[Given instruction]
What is the number of lines containing "Jesse"? Give only that number.

[Record excerpts]

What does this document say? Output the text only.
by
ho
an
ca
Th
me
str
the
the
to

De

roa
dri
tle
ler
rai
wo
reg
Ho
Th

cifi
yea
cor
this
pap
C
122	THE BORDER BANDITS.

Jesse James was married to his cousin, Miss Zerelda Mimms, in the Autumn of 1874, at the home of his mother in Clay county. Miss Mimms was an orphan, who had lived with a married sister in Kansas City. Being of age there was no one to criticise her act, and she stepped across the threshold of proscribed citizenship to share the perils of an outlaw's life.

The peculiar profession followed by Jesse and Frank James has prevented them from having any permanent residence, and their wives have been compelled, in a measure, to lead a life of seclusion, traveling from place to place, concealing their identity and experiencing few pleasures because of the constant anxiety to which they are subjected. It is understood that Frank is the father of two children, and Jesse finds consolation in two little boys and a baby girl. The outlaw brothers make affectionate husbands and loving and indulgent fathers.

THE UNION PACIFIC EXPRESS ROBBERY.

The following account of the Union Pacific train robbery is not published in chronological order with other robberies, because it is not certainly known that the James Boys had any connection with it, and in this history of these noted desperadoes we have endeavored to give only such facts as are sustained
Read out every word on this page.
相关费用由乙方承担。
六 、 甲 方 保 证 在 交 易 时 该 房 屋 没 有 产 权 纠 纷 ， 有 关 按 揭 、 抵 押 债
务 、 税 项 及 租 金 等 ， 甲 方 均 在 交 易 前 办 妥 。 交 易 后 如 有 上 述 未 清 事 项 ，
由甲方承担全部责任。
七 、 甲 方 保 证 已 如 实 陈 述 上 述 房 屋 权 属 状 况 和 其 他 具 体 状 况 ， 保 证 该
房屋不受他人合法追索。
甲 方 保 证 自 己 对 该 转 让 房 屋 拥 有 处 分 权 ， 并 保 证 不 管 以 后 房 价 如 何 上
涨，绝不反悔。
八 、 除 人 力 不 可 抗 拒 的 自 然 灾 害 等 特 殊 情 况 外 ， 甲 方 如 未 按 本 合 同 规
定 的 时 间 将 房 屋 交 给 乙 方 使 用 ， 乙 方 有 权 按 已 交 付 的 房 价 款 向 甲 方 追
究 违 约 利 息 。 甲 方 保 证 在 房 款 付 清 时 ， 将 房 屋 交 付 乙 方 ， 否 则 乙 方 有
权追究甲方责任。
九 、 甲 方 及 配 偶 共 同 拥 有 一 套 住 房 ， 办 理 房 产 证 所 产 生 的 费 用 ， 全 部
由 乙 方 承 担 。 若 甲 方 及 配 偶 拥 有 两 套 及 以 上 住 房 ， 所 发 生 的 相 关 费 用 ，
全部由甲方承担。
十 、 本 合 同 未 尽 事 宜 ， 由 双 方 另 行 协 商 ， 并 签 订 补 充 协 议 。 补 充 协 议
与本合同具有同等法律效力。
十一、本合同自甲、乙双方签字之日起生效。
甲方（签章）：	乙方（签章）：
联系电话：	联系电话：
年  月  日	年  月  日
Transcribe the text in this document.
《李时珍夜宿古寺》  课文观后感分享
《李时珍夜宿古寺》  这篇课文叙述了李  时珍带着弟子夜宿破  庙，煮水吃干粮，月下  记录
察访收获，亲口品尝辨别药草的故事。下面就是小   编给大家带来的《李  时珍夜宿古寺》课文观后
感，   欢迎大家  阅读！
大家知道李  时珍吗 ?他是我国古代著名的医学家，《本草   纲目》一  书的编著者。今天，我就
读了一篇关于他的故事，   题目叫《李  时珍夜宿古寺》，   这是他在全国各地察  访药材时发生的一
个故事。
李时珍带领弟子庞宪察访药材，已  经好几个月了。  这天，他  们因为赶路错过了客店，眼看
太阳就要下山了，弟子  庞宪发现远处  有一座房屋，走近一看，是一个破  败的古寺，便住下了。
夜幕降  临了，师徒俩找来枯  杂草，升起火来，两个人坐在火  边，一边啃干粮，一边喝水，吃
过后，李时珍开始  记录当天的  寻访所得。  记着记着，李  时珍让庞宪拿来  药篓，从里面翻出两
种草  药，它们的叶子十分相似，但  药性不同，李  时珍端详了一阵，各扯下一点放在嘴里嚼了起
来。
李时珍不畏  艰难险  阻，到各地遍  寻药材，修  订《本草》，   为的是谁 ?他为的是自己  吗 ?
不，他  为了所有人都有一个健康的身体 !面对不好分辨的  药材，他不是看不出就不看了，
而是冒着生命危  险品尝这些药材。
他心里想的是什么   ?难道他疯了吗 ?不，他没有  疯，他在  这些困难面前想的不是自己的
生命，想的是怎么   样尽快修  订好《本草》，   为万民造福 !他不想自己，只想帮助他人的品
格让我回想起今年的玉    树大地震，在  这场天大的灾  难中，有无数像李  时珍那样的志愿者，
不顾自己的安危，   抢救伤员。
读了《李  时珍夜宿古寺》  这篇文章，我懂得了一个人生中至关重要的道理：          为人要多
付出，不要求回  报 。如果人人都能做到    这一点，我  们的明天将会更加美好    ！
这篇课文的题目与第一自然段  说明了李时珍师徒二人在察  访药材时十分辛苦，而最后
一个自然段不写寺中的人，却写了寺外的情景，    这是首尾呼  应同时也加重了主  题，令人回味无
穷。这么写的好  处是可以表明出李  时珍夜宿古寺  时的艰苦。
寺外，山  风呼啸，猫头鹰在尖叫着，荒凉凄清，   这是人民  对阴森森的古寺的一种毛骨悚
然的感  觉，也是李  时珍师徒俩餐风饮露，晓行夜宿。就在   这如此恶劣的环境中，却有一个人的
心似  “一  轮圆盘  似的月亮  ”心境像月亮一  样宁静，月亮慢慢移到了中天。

[Problem solution]
2